I have removed over 2000+ pages but Google still says i have 3000+ pages indexed
-
Good Afternoon,
I run a office equipment website called top4office.co.uk.
My predecessor decided that he would make an exact copy of the content on our existing site top4office.com and place it on the top4office.co.uk domain which included over 2k of thin pages.
Since coming in i have hired a copywriter who has rewritten all the important content and I have removed over 2k pages of thin pages.
I have set up 301's and blocked the thin pages using robots.txt and then used Google's removal tool to remove the pages from the index which was successfully done.
But, although they were removed and can now longer be found in Google, when i use site:top4office.co.uk i still have over 3k of indexed pages (Originally i had 3700).
Does anyone have any ideas why this is happening and more importantly how i can fix it?
Our ranking on this site is woeful in comparison to what it was in 2011. I have a deadline and was wondering how quickly, in your opinion, do you think all these changes will impact my SERPs rankings?
Look forward to your responses!
-
I agree with DrPete. You cant have the pages within the robot.txt otherwise Google will not crawl the pages and "see" the 301s to then update the index.
Something else to consider is on the new pages, have them canonical to themselves. We had a site that Google was caching old URLs that had 301 redirects that had been up for 2 years. Google was finding the new pages and new titles and new content, but were referencing the old URLs. We were seeing this in the SERPs and also in the GWT. GWT was reporting duplicate content for titles and descriptions for sets of pages that were 301ed. Adding the canonical to self helped get that cleaned up.
Cheers.
================================
Short task 1
Copy the listing below with each "HPI" swapped for "House Price Index", leaving everything else unchanged and omitting the pictures.
================================
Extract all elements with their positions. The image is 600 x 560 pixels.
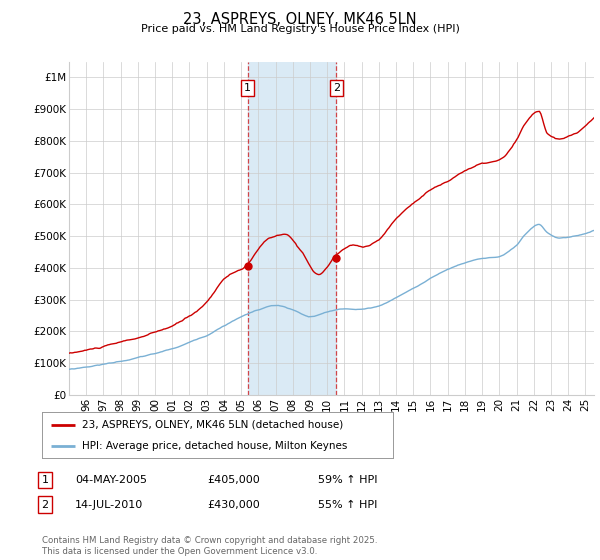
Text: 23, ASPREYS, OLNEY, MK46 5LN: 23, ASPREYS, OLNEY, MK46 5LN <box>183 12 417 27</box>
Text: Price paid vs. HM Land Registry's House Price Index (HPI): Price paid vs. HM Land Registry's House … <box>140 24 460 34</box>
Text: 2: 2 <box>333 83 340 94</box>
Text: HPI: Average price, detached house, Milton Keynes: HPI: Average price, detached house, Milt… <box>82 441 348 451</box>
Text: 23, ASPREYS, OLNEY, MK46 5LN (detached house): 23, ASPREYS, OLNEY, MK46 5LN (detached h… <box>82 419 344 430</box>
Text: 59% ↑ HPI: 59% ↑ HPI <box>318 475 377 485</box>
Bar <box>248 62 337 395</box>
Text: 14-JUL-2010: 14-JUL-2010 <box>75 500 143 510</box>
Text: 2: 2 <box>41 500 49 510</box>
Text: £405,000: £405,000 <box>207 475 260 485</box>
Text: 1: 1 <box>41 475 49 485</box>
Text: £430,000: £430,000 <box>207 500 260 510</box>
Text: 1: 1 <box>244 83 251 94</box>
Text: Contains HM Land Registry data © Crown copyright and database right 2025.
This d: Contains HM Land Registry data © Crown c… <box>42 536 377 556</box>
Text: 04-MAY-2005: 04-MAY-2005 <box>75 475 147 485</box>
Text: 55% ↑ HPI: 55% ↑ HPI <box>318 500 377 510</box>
================================
Short task 2
Answer these questions about the forum thread on indexed pages:
(a) How many indexed pages did the site originally have?
(b) What did the original poster use to block the thin pages?
(c) How long had the 301 redirects been up on the site whose old URLs Google kept caching?

Answer 1
Extract all elements with their positions. The image is 600 x 560 pixels.
Text: 23, ASPREYS, OLNEY, MK46 5LN: 23, ASPREYS, OLNEY, MK46 5LN <box>183 12 417 27</box>
Text: Price paid vs. HM Land Registry's House Price Index (House Price Index): Price paid vs. HM Land Registry's House … <box>140 24 460 34</box>
Text: 2: 2 <box>333 83 340 94</box>
Text: House Price Index: Average price, detached house, Milton Keynes: House Price Index: Average price, detached house, Milt… <box>82 441 348 451</box>
Text: 23, ASPREYS, OLNEY, MK46 5LN (detached house): 23, ASPREYS, OLNEY, MK46 5LN (detached h… <box>82 419 344 430</box>
Text: 59% ↑ House Price Index: 59% ↑ House Price Index <box>318 475 377 485</box>
Bar <box>248 62 337 395</box>
Text: 14-JUL-2010: 14-JUL-2010 <box>75 500 143 510</box>
Text: 2: 2 <box>41 500 49 510</box>
Text: £405,000: £405,000 <box>207 475 260 485</box>
Text: 1: 1 <box>41 475 49 485</box>
Text: £430,000: £430,000 <box>207 500 260 510</box>
Text: 1: 1 <box>244 83 251 94</box>
Text: Contains HM Land Registry data © Crown copyright and database right 2025.
This d: Contains HM Land Registry data © Crown c… <box>42 536 377 556</box>
Text: 04-MAY-2005: 04-MAY-2005 <box>75 475 147 485</box>
Text: 55% ↑ House Price Index: 55% ↑ House Price Index <box>318 500 377 510</box>

Answer 2
(a) 3700
(b) robots.txt
(c) 2 years